++++ DATASET ROWS ++++

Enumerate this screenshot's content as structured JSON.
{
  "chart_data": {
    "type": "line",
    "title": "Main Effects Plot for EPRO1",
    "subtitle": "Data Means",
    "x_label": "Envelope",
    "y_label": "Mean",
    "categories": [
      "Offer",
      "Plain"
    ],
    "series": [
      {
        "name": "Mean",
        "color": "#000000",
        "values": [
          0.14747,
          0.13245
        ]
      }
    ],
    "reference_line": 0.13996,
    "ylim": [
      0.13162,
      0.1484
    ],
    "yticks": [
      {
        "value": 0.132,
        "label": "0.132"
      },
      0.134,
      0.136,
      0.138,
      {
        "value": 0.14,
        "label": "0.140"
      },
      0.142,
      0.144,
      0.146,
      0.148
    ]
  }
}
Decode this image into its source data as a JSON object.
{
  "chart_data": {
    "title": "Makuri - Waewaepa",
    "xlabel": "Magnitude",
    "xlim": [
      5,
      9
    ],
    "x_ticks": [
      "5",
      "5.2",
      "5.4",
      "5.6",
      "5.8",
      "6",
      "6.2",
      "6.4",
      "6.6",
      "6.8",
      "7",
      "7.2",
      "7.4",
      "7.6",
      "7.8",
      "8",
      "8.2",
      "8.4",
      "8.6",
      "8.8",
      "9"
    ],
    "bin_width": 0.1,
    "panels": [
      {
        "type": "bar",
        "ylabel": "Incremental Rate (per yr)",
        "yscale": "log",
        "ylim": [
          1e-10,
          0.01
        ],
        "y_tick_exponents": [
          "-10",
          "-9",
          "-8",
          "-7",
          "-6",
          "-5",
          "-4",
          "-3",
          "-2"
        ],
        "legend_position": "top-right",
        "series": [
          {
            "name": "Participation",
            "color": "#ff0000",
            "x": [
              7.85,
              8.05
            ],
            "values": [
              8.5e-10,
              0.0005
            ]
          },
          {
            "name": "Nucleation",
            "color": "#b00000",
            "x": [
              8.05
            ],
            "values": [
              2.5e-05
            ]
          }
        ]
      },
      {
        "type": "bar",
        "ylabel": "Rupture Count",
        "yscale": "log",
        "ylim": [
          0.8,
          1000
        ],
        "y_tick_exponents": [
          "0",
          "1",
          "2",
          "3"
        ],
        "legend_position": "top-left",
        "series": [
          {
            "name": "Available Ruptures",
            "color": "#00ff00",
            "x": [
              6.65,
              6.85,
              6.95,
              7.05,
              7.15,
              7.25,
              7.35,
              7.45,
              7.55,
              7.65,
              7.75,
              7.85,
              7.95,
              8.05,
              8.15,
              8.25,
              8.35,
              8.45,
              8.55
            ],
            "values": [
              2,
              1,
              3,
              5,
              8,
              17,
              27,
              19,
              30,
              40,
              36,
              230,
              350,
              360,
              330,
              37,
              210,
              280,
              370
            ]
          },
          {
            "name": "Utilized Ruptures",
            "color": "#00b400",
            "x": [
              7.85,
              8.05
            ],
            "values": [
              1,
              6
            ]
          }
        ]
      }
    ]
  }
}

++++

### EXERCISE DIRECTIONS
Copy all the lines, exactly.

### THE RESULT
Enumerate this screenshot's content as structured JSON.
{
  "chart_data": {
    "type": "line",
    "title": "Main Effects Plot for EPRO1",
    "subtitle": "Data Means",
    "x_label": "Envelope",
    "y_label": "Mean",
    "categories": [
      "Offer",
      "Plain"
    ],
    "series": [
      {
        "name": "Mean",
        "color": "#000000",
        "values": [
          0.14747,
          0.13245
        ]
      }
    ],
    "reference_line": 0.13996,
    "ylim": [
      0.13162,
      0.1484
    ],
    "yticks": [
      {
        "value": 0.132,
        "label": "0.132"
      },
      0.134,
      0.136,
      0.138,
      {
        "value": 0.14,
        "label": "0.140"
      },
      0.142,
      0.144,
      0.146,
      0.148
    ]
  }
}
Decode this image into its source data as a JSON object.
{
  "chart_data": {
    "title": "Makuri - Waewaepa",
    "xlabel": "Magnitude",
    "xlim": [
      5,
      9
    ],
    "x_ticks": [
      "5",
      "5.2",
      "5.4",
      "5.6",
      "5.8",
      "6",
      "6.2",
      "6.4",
      "6.6",
      "6.8",
      "7",
      "7.2",
      "7.4",
      "7.6",
      "7.8",
      "8",
      "8.2",
      "8.4",
      "8.6",
      "8.8",
      "9"
    ],
    "bin_width": 0.1,
    "panels": [
      {
        "type": "bar",
        "ylabel": "Incremental Rate (per yr)",
        "yscale": "log",
        "ylim": [
          1e-10,
          0.01
        ],
        "y_tick_exponents": [
          "-10",
          "-9",
          "-8",
          "-7",
          "-6",
          "-5",
          "-4",
          "-3",
          "-2"
        ],
        "legend_position": "top-right",
        "series": [
          {
            "name": "Participation",
            "color": "#ff0000",
            "x": [
              7.85,
              8.05
            ],
            "values": [
              8.5e-10,
              0.0005
            ]
          },
          {
            "name": "Nucleation",
            "color": "#b00000",
            "x": [
              8.05
            ],
            "values": [
              2.5e-05
            ]
          }
        ]
      },
      {
        "type": "bar",
        "ylabel": "Rupture Count",
        "yscale": "log",
        "ylim": [
          0.8,
          1000
        ],
        "y_tick_exponents": [
          "0",
          "1",
          "2",
          "3"
        ],
        "legend_position": "top-left",
        "series": [
          {
            "name": "Available Ruptures",
            "color": "#00ff00",
            "x": [
              6.65,
              6.85,
              6.95,
              7.05,
              7.15,
              7.25,
              7.35,
              7.45,
              7.55,
              7.65,
              7.75,
              7.85,
              7.95,
              8.05,
              8.15,
              8.25,
              8.35,
              8.45,
              8.55
            ],
            "values": [
              2,
              1,
              3,
              5,
              8,
              17,
              27,
              19,
              30,
              40,
              36,
              230,
              350,
              360,
              330,
              37,
              210,
              280,
              370
            ]
          },
          {
            "name": "Utilized Ruptures",
            "color": "#00b400",
            "x": [
              7.85,
              8.05
            ],
            "values": [
              1,
              6
            ]
          }
        ]
      }
    ]
  }
}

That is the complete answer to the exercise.